Report how many lines contain "FLOOR". The answer is a single number.
═════ EXERCISE INPUT ═════
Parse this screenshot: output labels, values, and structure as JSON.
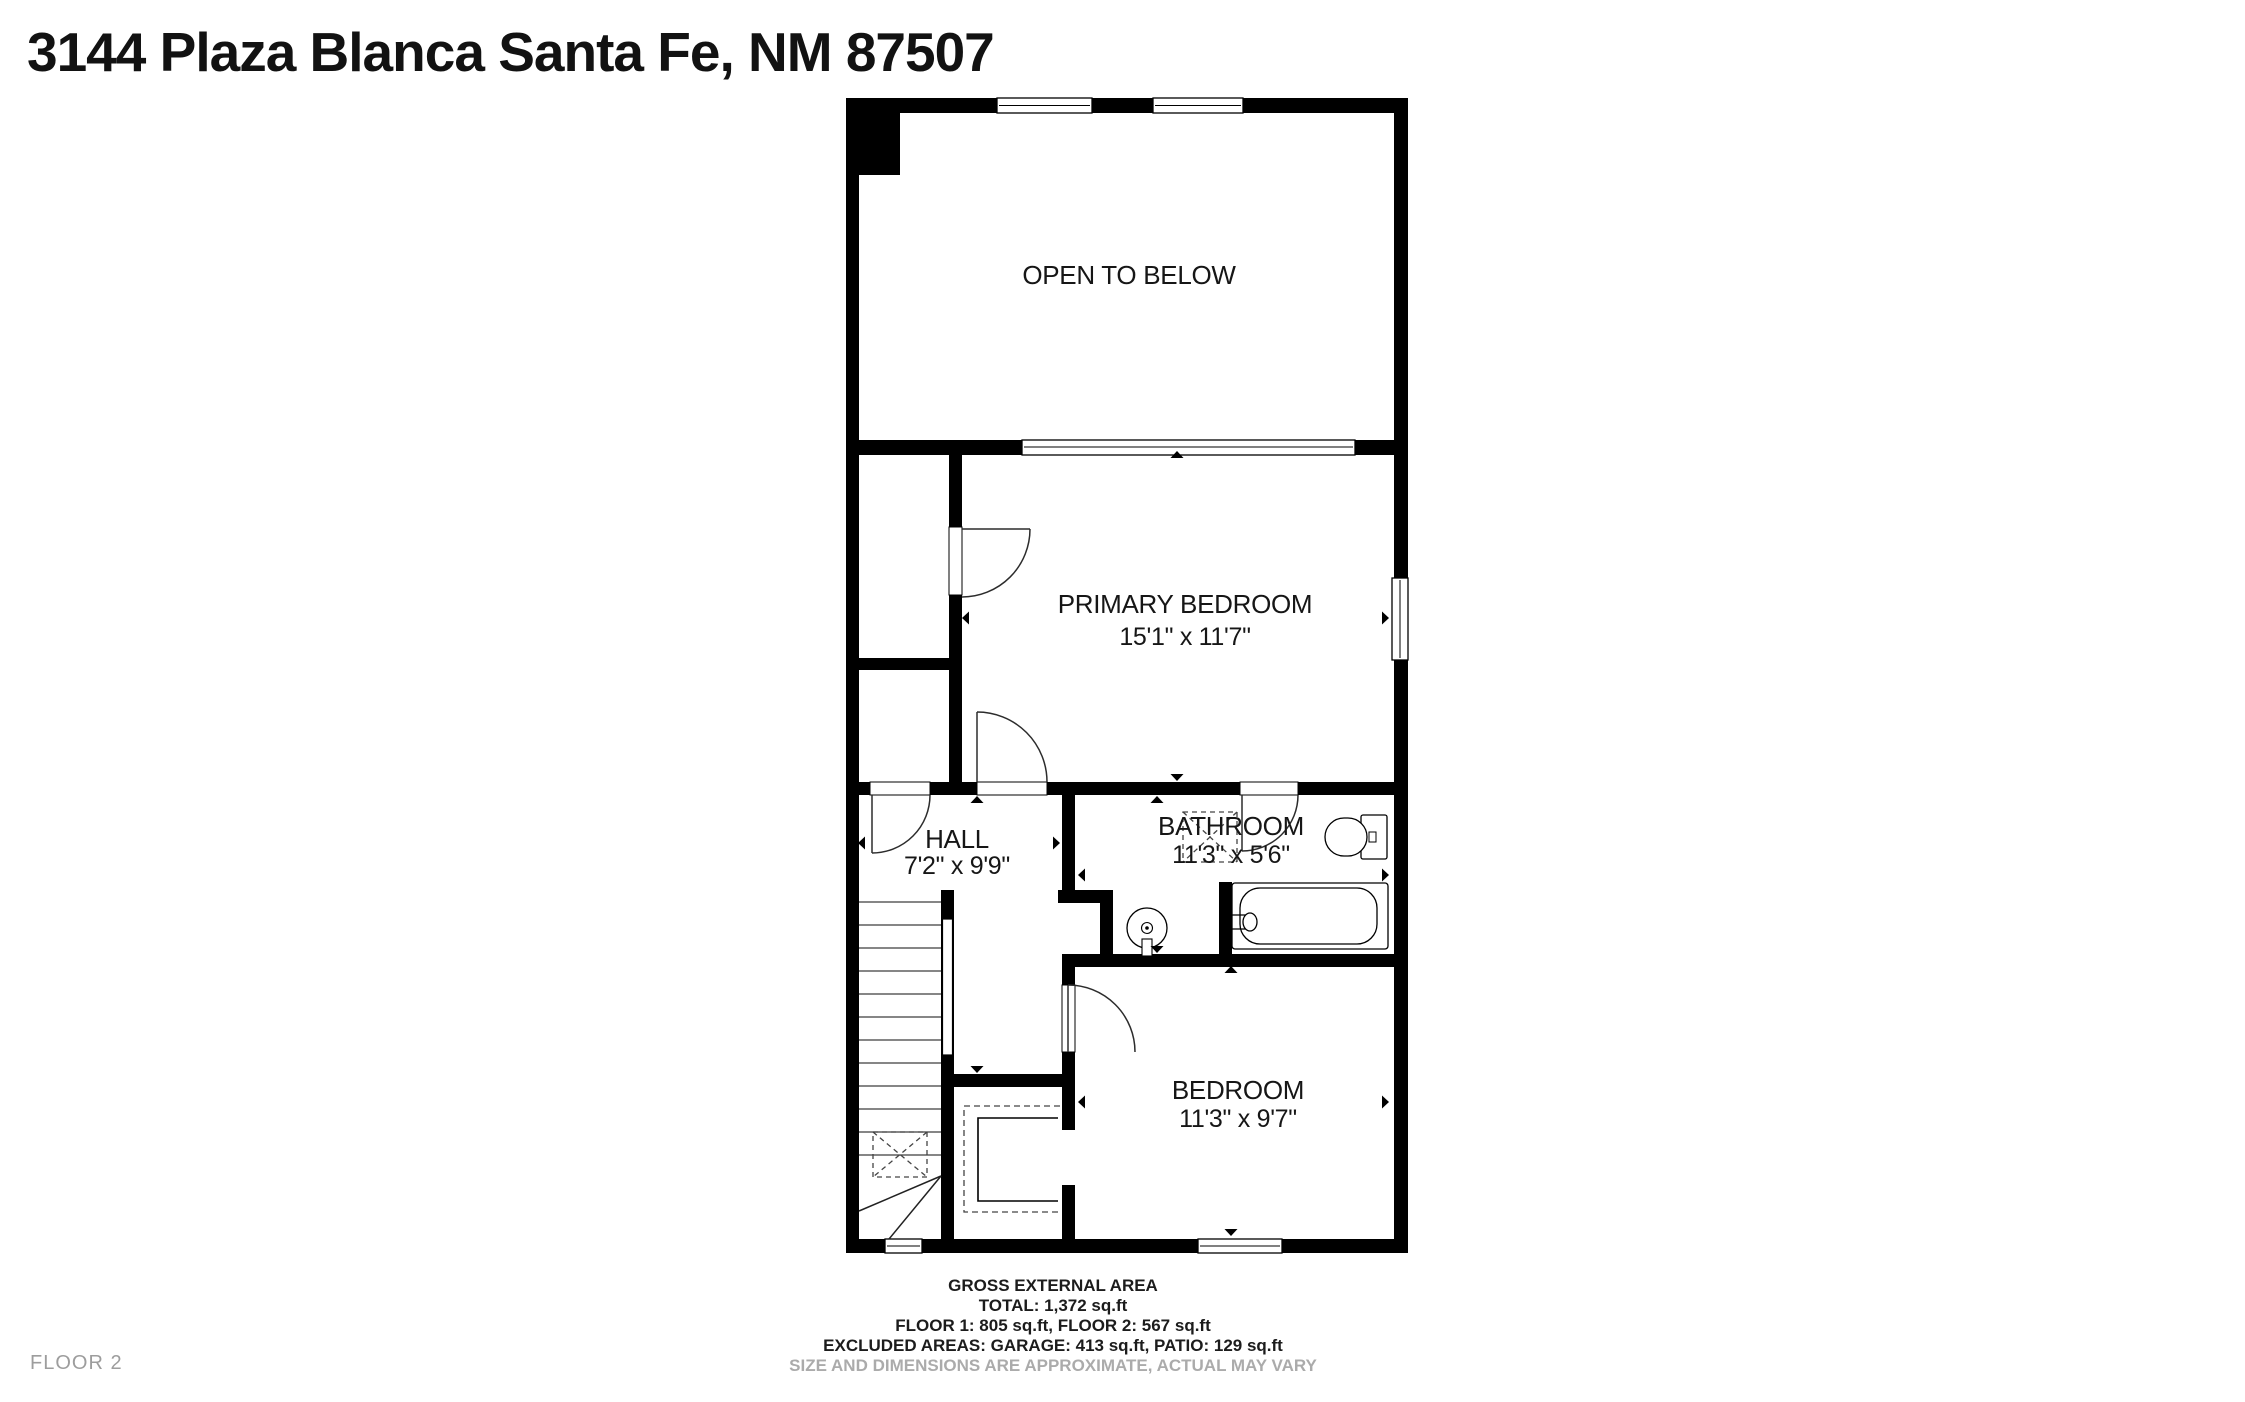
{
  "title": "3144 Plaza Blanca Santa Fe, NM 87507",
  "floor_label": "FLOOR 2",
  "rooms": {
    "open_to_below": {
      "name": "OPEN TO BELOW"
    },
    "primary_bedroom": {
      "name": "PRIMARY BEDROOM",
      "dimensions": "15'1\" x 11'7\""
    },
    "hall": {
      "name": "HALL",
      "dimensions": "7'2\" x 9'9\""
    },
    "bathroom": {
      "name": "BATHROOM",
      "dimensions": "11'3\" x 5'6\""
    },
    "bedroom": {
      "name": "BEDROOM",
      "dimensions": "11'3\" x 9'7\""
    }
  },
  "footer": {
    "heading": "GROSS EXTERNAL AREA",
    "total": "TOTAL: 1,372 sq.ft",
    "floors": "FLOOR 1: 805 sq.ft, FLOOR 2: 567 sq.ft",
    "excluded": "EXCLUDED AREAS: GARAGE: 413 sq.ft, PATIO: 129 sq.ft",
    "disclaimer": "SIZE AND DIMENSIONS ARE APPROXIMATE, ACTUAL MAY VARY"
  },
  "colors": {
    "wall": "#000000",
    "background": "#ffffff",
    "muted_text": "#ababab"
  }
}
═════
**FULL SOLUTION:** 2